Exercise: Copy every line of the material below word for word, with nothing added or dropped.

___

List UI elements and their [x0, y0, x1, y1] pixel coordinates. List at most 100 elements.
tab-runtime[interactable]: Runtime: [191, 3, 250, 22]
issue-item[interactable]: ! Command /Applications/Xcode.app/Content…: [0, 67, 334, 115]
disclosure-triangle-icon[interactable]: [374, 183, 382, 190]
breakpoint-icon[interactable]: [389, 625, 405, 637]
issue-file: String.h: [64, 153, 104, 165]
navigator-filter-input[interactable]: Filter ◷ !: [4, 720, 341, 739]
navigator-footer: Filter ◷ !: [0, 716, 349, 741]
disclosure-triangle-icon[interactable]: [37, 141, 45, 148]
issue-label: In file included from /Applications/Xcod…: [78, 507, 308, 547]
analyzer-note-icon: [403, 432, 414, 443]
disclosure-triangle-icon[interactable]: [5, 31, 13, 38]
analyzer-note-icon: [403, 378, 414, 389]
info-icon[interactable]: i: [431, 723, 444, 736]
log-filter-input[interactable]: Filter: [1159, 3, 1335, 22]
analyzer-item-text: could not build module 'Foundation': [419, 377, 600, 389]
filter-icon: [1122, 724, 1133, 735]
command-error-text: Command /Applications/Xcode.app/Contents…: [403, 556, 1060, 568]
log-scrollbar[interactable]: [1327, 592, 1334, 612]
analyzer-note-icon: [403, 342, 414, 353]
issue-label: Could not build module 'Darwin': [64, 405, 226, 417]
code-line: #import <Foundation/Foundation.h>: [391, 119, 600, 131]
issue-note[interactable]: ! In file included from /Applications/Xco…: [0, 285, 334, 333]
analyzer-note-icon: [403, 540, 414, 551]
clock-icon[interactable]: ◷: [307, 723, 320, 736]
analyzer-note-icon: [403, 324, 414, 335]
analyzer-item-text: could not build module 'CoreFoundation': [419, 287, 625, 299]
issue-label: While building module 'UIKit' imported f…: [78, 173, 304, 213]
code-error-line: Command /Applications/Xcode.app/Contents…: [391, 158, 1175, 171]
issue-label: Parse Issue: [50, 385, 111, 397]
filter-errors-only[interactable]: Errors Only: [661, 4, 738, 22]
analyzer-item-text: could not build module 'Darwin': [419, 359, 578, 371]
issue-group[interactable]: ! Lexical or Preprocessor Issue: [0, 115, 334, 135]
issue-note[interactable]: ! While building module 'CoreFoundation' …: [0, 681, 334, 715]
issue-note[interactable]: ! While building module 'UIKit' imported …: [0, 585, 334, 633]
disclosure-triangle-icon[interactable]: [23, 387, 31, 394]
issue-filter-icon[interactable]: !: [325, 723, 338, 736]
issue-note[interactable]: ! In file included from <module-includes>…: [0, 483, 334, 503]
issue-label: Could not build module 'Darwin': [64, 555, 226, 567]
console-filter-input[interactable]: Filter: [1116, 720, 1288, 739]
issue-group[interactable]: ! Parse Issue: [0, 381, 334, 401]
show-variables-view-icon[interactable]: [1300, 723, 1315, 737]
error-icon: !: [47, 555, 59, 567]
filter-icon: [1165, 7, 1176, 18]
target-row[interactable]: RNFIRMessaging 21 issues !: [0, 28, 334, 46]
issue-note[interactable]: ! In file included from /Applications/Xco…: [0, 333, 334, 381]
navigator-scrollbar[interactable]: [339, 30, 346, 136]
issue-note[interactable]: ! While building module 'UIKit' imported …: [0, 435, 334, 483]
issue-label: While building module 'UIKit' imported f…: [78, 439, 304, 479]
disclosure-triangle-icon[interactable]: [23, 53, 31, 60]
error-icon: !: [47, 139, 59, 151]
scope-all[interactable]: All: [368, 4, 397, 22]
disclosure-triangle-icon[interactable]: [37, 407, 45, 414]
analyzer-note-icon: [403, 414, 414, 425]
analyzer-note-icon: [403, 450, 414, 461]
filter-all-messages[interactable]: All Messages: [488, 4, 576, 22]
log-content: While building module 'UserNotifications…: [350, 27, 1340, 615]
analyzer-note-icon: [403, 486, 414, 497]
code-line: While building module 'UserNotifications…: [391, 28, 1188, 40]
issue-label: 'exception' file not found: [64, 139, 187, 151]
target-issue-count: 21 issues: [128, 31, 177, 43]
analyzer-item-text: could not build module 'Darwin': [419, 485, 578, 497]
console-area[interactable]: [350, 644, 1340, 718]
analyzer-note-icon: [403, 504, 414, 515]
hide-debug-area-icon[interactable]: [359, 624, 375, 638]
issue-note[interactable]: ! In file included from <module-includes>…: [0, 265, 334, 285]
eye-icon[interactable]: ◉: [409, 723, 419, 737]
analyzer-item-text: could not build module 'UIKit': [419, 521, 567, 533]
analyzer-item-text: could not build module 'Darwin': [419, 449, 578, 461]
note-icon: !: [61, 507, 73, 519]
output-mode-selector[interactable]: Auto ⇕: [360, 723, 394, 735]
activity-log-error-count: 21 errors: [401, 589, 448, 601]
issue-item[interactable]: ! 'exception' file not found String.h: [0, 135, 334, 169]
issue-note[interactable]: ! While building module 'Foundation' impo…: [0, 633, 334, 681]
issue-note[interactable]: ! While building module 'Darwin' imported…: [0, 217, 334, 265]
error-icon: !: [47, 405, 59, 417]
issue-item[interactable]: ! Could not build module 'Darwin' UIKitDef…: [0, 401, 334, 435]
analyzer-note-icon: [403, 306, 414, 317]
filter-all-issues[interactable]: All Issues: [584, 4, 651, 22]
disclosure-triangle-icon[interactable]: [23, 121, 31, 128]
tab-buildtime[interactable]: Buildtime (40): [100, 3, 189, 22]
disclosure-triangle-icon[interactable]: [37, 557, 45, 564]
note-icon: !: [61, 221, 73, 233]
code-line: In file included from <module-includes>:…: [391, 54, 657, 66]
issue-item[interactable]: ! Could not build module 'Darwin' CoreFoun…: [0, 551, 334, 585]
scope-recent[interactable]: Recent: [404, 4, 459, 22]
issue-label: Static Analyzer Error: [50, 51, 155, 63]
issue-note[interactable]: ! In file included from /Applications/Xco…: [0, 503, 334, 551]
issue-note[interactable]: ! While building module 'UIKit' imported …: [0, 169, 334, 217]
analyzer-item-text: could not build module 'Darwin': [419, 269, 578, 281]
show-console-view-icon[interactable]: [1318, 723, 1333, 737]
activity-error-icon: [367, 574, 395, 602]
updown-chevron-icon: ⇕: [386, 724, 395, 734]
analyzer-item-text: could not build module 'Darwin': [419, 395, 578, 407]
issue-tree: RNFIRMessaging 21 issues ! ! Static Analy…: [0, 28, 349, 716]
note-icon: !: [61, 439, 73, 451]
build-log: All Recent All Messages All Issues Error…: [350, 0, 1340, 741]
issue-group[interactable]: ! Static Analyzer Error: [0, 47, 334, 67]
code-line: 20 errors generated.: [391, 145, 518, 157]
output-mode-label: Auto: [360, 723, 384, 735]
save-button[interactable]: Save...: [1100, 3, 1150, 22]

___

Reply to the exercise:
List UI elements and their [x0, y0, x1, y1] pixel coordinates. List at most 100 elements.
tab-runtime[interactable]: Runtime: [191, 3, 250, 22]
issue-item[interactable]: ! Command /Applications/Xcode.app/Content…: [0, 67, 334, 115]
disclosure-triangle-icon[interactable]: [374, 183, 382, 190]
breakpoint-icon[interactable]: [389, 625, 405, 637]
issue-file: String.h: [64, 153, 104, 165]
navigator-filter-input[interactable]: Filter ◷ !: [4, 720, 341, 739]
navigator-footer: Filter ◷ !: [0, 716, 349, 741]
disclosure-triangle-icon[interactable]: [37, 141, 45, 148]
issue-label: In file included from /Applications/Xcod…: [78, 507, 308, 547]
analyzer-note-icon: [403, 432, 414, 443]
disclosure-triangle-icon[interactable]: [5, 31, 13, 38]
analyzer-note-icon: [403, 378, 414, 389]
info-icon[interactable]: i: [431, 723, 444, 736]
log-filter-input[interactable]: Filter: [1159, 3, 1335, 22]
analyzer-item-text: could not build module 'Foundation': [419, 377, 600, 389]
filter-icon: [1122, 724, 1133, 735]
command-error-text: Command /Applications/Xcode.app/Contents…: [403, 556, 1060, 568]
log-scrollbar[interactable]: [1327, 592, 1334, 612]
analyzer-note-icon: [403, 342, 414, 353]
issue-label: Could not build module 'Darwin': [64, 405, 226, 417]
code-line: #import <Foundation/Foundation.h>: [391, 119, 600, 131]
issue-note[interactable]: ! In file included from /Applications/Xco…: [0, 285, 334, 333]
analyzer-note-icon: [403, 540, 414, 551]
clock-icon[interactable]: ◷: [307, 723, 320, 736]
analyzer-note-icon: [403, 324, 414, 335]
analyzer-item-text: could not build module 'CoreFoundation': [419, 287, 625, 299]
issue-label: While building module 'UIKit' imported f…: [78, 173, 304, 213]
code-error-line: Command /Applications/Xcode.app/Contents…: [391, 158, 1175, 171]
issue-label: Parse Issue: [50, 385, 111, 397]
filter-errors-only[interactable]: Errors Only: [661, 4, 738, 22]
analyzer-item-text: could not build module 'Darwin': [419, 359, 578, 371]
issue-group[interactable]: ! Lexical or Preprocessor Issue: [0, 115, 334, 135]
issue-note[interactable]: ! While building module 'CoreFoundation' …: [0, 681, 334, 715]
issue-note[interactable]: ! While building module 'UIKit' imported …: [0, 585, 334, 633]
disclosure-triangle-icon[interactable]: [23, 387, 31, 394]
issue-filter-icon[interactable]: !: [325, 723, 338, 736]
issue-note[interactable]: ! In file included from <module-includes>…: [0, 483, 334, 503]
issue-label: Could not build module 'Darwin': [64, 555, 226, 567]
console-filter-input[interactable]: Filter: [1116, 720, 1288, 739]
issue-group[interactable]: ! Parse Issue: [0, 381, 334, 401]
show-variables-view-icon[interactable]: [1300, 723, 1315, 737]
error-icon: !: [47, 555, 59, 567]
filter-icon: [1165, 7, 1176, 18]
target-row[interactable]: RNFIRMessaging 21 issues !: [0, 28, 334, 46]
issue-note[interactable]: ! In file included from /Applications/Xco…: [0, 333, 334, 381]
navigator-scrollbar[interactable]: [339, 30, 346, 136]
issue-note[interactable]: ! While building module 'UIKit' imported …: [0, 435, 334, 483]
issue-label: While building module 'UIKit' imported f…: [78, 439, 304, 479]
disclosure-triangle-icon[interactable]: [23, 53, 31, 60]
error-icon: !: [47, 139, 59, 151]
scope-all[interactable]: All: [368, 4, 397, 22]
disclosure-triangle-icon[interactable]: [37, 407, 45, 414]
analyzer-note-icon: [403, 414, 414, 425]
analyzer-note-icon: [403, 450, 414, 461]
filter-all-messages[interactable]: All Messages: [488, 4, 576, 22]
log-content: While building module 'UserNotifications…: [350, 27, 1340, 615]
analyzer-note-icon: [403, 486, 414, 497]
code-line: While building module 'UserNotifications…: [391, 28, 1188, 40]
issue-label: 'exception' file not found: [64, 139, 187, 151]
target-issue-count: 21 issues: [128, 31, 177, 43]
analyzer-item-text: could not build module 'Darwin': [419, 485, 578, 497]
console-area[interactable]: [350, 644, 1340, 718]
analyzer-note-icon: [403, 504, 414, 515]
hide-debug-area-icon[interactable]: [359, 624, 375, 638]
issue-note[interactable]: ! In file included from <module-includes>…: [0, 265, 334, 285]
eye-icon[interactable]: ◉: [409, 723, 419, 737]
analyzer-item-text: could not build module 'UIKit': [419, 521, 567, 533]
analyzer-item-text: could not build module 'Darwin': [419, 449, 578, 461]
note-icon: !: [61, 507, 73, 519]
output-mode-selector[interactable]: Auto ⇕: [360, 723, 394, 735]
activity-log-error-count: 21 errors: [401, 589, 448, 601]
issue-item[interactable]: ! 'exception' file not found String.h: [0, 135, 334, 169]
issue-note[interactable]: ! While building module 'Foundation' impo…: [0, 633, 334, 681]
issue-note[interactable]: ! While building module 'Darwin' imported…: [0, 217, 334, 265]
error-icon: !: [47, 405, 59, 417]
issue-item[interactable]: ! Could not build module 'Darwin' UIKitDef…: [0, 401, 334, 435]
analyzer-note-icon: [403, 306, 414, 317]
filter-all-issues[interactable]: All Issues: [584, 4, 651, 22]
disclosure-triangle-icon[interactable]: [23, 121, 31, 128]
tab-buildtime[interactable]: Buildtime (40): [100, 3, 189, 22]
disclosure-triangle-icon[interactable]: [37, 557, 45, 564]
note-icon: !: [61, 221, 73, 233]
code-line: In file included from <module-includes>:…: [391, 54, 657, 66]
issue-item[interactable]: ! Could not build module 'Darwin' CoreFoun…: [0, 551, 334, 585]
scope-recent[interactable]: Recent: [404, 4, 459, 22]
issue-label: Static Analyzer Error: [50, 51, 155, 63]
issue-note[interactable]: ! In file included from /Applications/Xco…: [0, 503, 334, 551]
issue-note[interactable]: ! While building module 'UIKit' imported …: [0, 169, 334, 217]
analyzer-item-text: could not build module 'Darwin': [419, 269, 578, 281]
show-console-view-icon[interactable]: [1318, 723, 1333, 737]
activity-error-icon: [367, 574, 395, 602]
updown-chevron-icon: ⇕: [386, 724, 395, 734]
analyzer-item-text: could not build module 'Darwin': [419, 395, 578, 407]
issue-tree: RNFIRMessaging 21 issues ! ! Static Analy…: [0, 28, 349, 716]
note-icon: !: [61, 439, 73, 451]
build-log: All Recent All Messages All Issues Error…: [350, 0, 1340, 741]
issue-group[interactable]: ! Static Analyzer Error: [0, 47, 334, 67]
code-line: 20 errors generated.: [391, 145, 518, 157]
output-mode-label: Auto: [360, 723, 384, 735]
save-button[interactable]: Save...: [1100, 3, 1150, 22]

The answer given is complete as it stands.